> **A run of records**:
_ _ _
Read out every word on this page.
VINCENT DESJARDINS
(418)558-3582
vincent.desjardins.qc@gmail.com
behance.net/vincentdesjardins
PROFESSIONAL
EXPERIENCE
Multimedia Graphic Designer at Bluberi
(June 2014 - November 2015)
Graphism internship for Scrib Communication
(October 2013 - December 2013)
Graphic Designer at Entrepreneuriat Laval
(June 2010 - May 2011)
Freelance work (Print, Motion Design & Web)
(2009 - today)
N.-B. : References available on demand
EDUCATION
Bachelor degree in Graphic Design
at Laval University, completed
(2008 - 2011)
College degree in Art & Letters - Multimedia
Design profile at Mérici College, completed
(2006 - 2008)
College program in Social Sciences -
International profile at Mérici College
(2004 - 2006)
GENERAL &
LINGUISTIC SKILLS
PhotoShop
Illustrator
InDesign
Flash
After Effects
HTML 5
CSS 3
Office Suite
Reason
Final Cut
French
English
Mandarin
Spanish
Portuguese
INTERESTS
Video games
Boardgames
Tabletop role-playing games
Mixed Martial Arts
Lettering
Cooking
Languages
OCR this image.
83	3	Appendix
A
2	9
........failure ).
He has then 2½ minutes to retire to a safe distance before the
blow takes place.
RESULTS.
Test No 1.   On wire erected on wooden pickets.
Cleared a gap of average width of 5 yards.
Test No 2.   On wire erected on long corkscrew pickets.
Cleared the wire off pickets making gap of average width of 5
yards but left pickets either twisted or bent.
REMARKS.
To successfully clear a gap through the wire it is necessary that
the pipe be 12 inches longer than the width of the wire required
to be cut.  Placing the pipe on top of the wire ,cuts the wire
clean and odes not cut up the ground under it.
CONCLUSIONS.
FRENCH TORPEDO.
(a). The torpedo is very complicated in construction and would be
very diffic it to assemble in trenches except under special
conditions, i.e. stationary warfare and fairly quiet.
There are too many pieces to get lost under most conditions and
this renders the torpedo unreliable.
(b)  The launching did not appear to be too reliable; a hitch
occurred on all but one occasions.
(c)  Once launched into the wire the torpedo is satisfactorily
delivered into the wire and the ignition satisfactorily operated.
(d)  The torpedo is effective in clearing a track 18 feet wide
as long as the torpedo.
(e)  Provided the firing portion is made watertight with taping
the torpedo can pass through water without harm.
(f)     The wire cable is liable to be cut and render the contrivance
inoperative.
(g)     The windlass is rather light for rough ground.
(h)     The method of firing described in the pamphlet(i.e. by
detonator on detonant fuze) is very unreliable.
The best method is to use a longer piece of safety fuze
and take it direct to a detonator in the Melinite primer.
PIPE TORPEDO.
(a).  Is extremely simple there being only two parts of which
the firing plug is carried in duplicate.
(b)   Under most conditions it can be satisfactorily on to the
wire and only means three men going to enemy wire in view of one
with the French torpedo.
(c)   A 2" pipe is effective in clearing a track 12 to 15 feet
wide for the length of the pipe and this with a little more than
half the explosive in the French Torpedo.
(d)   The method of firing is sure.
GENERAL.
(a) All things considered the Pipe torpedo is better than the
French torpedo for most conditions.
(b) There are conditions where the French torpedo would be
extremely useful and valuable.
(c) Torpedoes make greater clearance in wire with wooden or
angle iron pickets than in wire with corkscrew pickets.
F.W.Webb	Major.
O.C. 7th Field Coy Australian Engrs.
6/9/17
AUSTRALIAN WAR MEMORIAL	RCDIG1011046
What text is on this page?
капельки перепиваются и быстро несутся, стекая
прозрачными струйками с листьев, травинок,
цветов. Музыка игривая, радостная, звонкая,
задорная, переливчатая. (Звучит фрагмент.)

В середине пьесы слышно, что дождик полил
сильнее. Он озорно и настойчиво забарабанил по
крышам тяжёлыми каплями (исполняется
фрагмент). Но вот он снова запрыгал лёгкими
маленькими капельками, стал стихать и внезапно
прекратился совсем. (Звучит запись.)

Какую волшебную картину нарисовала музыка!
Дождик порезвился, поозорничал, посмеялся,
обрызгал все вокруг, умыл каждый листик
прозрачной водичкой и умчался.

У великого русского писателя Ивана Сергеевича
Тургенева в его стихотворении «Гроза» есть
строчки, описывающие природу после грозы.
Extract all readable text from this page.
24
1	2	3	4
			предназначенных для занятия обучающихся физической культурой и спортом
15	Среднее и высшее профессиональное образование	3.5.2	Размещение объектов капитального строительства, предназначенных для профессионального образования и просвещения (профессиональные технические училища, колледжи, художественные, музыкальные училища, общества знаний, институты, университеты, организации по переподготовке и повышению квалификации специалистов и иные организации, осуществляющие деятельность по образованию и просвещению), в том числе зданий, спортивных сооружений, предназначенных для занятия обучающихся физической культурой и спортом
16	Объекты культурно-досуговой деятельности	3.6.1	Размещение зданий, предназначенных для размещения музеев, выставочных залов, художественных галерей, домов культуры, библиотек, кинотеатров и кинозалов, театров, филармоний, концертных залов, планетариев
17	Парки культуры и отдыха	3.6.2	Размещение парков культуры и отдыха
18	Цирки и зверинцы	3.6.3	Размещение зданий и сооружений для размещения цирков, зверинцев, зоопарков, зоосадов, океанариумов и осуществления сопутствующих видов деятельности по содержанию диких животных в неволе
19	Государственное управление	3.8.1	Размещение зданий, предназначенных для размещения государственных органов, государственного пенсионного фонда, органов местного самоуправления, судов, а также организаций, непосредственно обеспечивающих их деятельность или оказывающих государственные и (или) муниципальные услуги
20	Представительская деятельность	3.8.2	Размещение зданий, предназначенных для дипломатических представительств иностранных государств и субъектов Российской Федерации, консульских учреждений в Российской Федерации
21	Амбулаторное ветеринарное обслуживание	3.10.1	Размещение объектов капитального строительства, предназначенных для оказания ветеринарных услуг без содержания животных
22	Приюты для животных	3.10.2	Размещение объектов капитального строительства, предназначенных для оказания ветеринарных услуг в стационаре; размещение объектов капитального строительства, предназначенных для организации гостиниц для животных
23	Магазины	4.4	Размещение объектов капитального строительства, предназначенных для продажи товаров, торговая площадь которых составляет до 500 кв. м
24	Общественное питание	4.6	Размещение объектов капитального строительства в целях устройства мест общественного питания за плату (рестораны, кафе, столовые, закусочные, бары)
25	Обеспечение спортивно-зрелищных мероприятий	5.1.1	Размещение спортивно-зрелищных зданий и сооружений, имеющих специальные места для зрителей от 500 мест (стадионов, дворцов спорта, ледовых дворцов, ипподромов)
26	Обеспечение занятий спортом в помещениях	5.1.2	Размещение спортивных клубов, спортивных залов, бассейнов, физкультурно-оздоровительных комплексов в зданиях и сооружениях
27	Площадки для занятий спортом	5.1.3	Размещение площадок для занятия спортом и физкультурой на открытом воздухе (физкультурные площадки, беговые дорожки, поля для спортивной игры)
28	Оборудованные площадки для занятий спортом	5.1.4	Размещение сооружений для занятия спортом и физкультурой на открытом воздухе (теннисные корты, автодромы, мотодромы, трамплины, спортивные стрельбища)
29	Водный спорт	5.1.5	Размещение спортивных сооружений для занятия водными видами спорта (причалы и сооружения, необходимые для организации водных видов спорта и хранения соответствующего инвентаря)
_ _ _
> **The problem**: From the records above, please extract every line and repeat it exactly.

> **Problem solution**:
Read out every word on this page.
VINCENT DESJARDINS
(418)558-3582
vincent.desjardins.qc@gmail.com
behance.net/vincentdesjardins
PROFESSIONAL
EXPERIENCE
Multimedia Graphic Designer at Bluberi
(June 2014 - November 2015)
Graphism internship for Scrib Communication
(October 2013 - December 2013)
Graphic Designer at Entrepreneuriat Laval
(June 2010 - May 2011)
Freelance work (Print, Motion Design & Web)
(2009 - today)
N.-B. : References available on demand
EDUCATION
Bachelor degree in Graphic Design
at Laval University, completed
(2008 - 2011)
College degree in Art & Letters - Multimedia
Design profile at Mérici College, completed
(2006 - 2008)
College program in Social Sciences -
International profile at Mérici College
(2004 - 2006)
GENERAL &
LINGUISTIC SKILLS
PhotoShop
Illustrator
InDesign
Flash
After Effects
HTML 5
CSS 3
Office Suite
Reason
Final Cut
French
English
Mandarin
Spanish
Portuguese
INTERESTS
Video games
Boardgames
Tabletop role-playing games
Mixed Martial Arts
Lettering
Cooking
Languages
OCR this image.
83	3	Appendix
A
2	9
........failure ).
He has then 2½ minutes to retire to a safe distance before the
blow takes place.
RESULTS.
Test No 1.   On wire erected on wooden pickets.
Cleared a gap of average width of 5 yards.
Test No 2.   On wire erected on long corkscrew pickets.
Cleared the wire off pickets making gap of average width of 5
yards but left pickets either twisted or bent.
REMARKS.
To successfully clear a gap through the wire it is necessary that
the pipe be 12 inches longer than the width of the wire required
to be cut.  Placing the pipe on top of the wire ,cuts the wire
clean and odes not cut up the ground under it.
CONCLUSIONS.
FRENCH TORPEDO.
(a). The torpedo is very complicated in construction and would be
very diffic it to assemble in trenches except under special
conditions, i.e. stationary warfare and fairly quiet.
There are too many pieces to get lost under most conditions and
this renders the torpedo unreliable.
(b)  The launching did not appear to be too reliable; a hitch
occurred on all but one occasions.
(c)  Once launched into the wire the torpedo is satisfactorily
delivered into the wire and the ignition satisfactorily operated.
(d)  The torpedo is effective in clearing a track 18 feet wide
as long as the torpedo.
(e)  Provided the firing portion is made watertight with taping
the torpedo can pass through water without harm.
(f)     The wire cable is liable to be cut and render the contrivance
inoperative.
(g)     The windlass is rather light for rough ground.
(h)     The method of firing described in the pamphlet(i.e. by
detonator on detonant fuze) is very unreliable.
The best method is to use a longer piece of safety fuze
and take it direct to a detonator in the Melinite primer.
PIPE TORPEDO.
(a).  Is extremely simple there being only two parts of which
the firing plug is carried in duplicate.
(b)   Under most conditions it can be satisfactorily on to the
wire and only means three men going to enemy wire in view of one
with the French torpedo.
(c)   A 2" pipe is effective in clearing a track 12 to 15 feet
wide for the length of the pipe and this with a little more than
half the explosive in the French Torpedo.
(d)   The method of firing is sure.
GENERAL.
(a) All things considered the Pipe torpedo is better than the
French torpedo for most conditions.
(b) There are conditions where the French torpedo would be
extremely useful and valuable.
(c) Torpedoes make greater clearance in wire with wooden or
angle iron pickets than in wire with corkscrew pickets.
F.W.Webb	Major.
O.C. 7th Field Coy Australian Engrs.
6/9/17
AUSTRALIAN WAR MEMORIAL	RCDIG1011046
What text is on this page?
капельки перепиваются и быстро несутся, стекая
прозрачными струйками с листьев, травинок,
цветов. Музыка игривая, радостная, звонкая,
задорная, переливчатая. (Звучит фрагмент.)

В середине пьесы слышно, что дождик полил
сильнее. Он озорно и настойчиво забарабанил по
крышам тяжёлыми каплями (исполняется
фрагмент). Но вот он снова запрыгал лёгкими
маленькими капельками, стал стихать и внезапно
прекратился совсем. (Звучит запись.)

Какую волшебную картину нарисовала музыка!
Дождик порезвился, поозорничал, посмеялся,
обрызгал все вокруг, умыл каждый листик
прозрачной водичкой и умчался.

У великого русского писателя Ивана Сергеевича
Тургенева в его стихотворении «Гроза» есть
строчки, описывающие природу после грозы.
Extract all readable text from this page.
24
1	2	3	4
			предназначенных для занятия обучающихся физической культурой и спортом
15	Среднее и высшее профессиональное образование	3.5.2	Размещение объектов капитального строительства, предназначенных для профессионального образования и просвещения (профессиональные технические училища, колледжи, художественные, музыкальные училища, общества знаний, институты, университеты, организации по переподготовке и повышению квалификации специалистов и иные организации, осуществляющие деятельность по образованию и просвещению), в том числе зданий, спортивных сооружений, предназначенных для занятия обучающихся физической культурой и спортом
16	Объекты культурно-досуговой деятельности	3.6.1	Размещение зданий, предназначенных для размещения музеев, выставочных залов, художественных галерей, домов культуры, библиотек, кинотеатров и кинозалов, театров, филармоний, концертных залов, планетариев
17	Парки культуры и отдыха	3.6.2	Размещение парков культуры и отдыха
18	Цирки и зверинцы	3.6.3	Размещение зданий и сооружений для размещения цирков, зверинцев, зоопарков, зоосадов, океанариумов и осуществления сопутствующих видов деятельности по содержанию диких животных в неволе
19	Государственное управление	3.8.1	Размещение зданий, предназначенных для размещения государственных органов, государственного пенсионного фонда, органов местного самоуправления, судов, а также организаций, непосредственно обеспечивающих их деятельность или оказывающих государственные и (или) муниципальные услуги
20	Представительская деятельность	3.8.2	Размещение зданий, предназначенных для дипломатических представительств иностранных государств и субъектов Российской Федерации, консульских учреждений в Российской Федерации
21	Амбулаторное ветеринарное обслуживание	3.10.1	Размещение объектов капитального строительства, предназначенных для оказания ветеринарных услуг без содержания животных
22	Приюты для животных	3.10.2	Размещение объектов капитального строительства, предназначенных для оказания ветеринарных услуг в стационаре; размещение объектов капитального строительства, предназначенных для организации гостиниц для животных
23	Магазины	4.4	Размещение объектов капитального строительства, предназначенных для продажи товаров, торговая площадь которых составляет до 500 кв. м
24	Общественное питание	4.6	Размещение объектов капитального строительства в целях устройства мест общественного питания за плату (рестораны, кафе, столовые, закусочные, бары)
25	Обеспечение спортивно-зрелищных мероприятий	5.1.1	Размещение спортивно-зрелищных зданий и сооружений, имеющих специальные места для зрителей от 500 мест (стадионов, дворцов спорта, ледовых дворцов, ипподромов)
26	Обеспечение занятий спортом в помещениях	5.1.2	Размещение спортивных клубов, спортивных залов, бассейнов, физкультурно-оздоровительных комплексов в зданиях и сооружениях
27	Площадки для занятий спортом	5.1.3	Размещение площадок для занятия спортом и физкультурой на открытом воздухе (физкультурные площадки, беговые дорожки, поля для спортивной игры)
28	Оборудованные площадки для занятий спортом	5.1.4	Размещение сооружений для занятия спортом и физкультурой на открытом воздухе (теннисные корты, автодромы, мотодромы, трамплины, спортивные стрельбища)
29	Водный спорт	5.1.5	Размещение спортивных сооружений для занятия водными видами спорта (причалы и сооружения, необходимые для организации водных видов спорта и хранения соответствующего инвентаря)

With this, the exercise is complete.